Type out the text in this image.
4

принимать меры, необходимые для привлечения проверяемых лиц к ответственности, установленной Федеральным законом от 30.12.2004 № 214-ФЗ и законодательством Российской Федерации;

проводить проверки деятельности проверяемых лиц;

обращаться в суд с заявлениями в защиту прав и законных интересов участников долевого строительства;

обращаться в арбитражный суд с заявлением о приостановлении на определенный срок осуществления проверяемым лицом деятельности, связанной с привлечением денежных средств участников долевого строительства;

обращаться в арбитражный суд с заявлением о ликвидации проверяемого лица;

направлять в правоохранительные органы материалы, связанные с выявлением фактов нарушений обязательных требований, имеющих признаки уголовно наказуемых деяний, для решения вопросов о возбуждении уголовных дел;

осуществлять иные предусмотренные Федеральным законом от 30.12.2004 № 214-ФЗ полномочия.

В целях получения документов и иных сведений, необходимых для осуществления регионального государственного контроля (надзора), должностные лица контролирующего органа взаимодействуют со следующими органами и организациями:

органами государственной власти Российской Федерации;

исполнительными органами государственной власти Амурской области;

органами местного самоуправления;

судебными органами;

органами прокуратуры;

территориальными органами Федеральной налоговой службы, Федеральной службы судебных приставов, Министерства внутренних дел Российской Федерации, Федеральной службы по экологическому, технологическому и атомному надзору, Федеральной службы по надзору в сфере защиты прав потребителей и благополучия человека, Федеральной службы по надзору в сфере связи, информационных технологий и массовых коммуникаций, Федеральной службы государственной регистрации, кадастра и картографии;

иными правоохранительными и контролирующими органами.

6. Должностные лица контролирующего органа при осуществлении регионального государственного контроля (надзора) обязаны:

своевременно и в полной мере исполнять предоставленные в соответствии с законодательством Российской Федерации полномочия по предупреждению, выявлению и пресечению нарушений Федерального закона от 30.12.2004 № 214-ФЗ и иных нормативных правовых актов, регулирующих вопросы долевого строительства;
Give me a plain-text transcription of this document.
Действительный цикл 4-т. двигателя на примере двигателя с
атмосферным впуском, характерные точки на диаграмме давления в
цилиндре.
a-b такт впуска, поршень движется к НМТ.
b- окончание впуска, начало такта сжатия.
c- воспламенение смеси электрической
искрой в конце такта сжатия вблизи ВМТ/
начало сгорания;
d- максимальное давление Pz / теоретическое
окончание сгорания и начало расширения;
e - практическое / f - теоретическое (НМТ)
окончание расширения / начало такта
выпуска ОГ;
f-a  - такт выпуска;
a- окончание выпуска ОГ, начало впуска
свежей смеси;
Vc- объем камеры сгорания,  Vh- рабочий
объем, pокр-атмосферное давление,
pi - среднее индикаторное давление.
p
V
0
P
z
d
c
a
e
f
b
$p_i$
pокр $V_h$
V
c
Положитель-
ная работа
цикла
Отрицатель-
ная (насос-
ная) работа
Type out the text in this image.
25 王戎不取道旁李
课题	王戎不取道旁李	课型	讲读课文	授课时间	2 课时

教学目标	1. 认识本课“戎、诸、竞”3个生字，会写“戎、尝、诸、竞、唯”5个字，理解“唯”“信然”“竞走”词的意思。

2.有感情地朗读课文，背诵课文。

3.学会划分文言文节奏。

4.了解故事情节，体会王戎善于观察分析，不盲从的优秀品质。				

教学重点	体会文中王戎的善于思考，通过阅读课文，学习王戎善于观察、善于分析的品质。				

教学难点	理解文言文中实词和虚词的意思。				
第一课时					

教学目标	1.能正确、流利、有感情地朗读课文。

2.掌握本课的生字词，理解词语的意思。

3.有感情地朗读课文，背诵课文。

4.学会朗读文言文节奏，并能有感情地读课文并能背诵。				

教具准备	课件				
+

_____

REQUIRED WORK> Reply with one number: the count of lines in the entries that include the word "давление".

COMPLETE RESPONSE> 3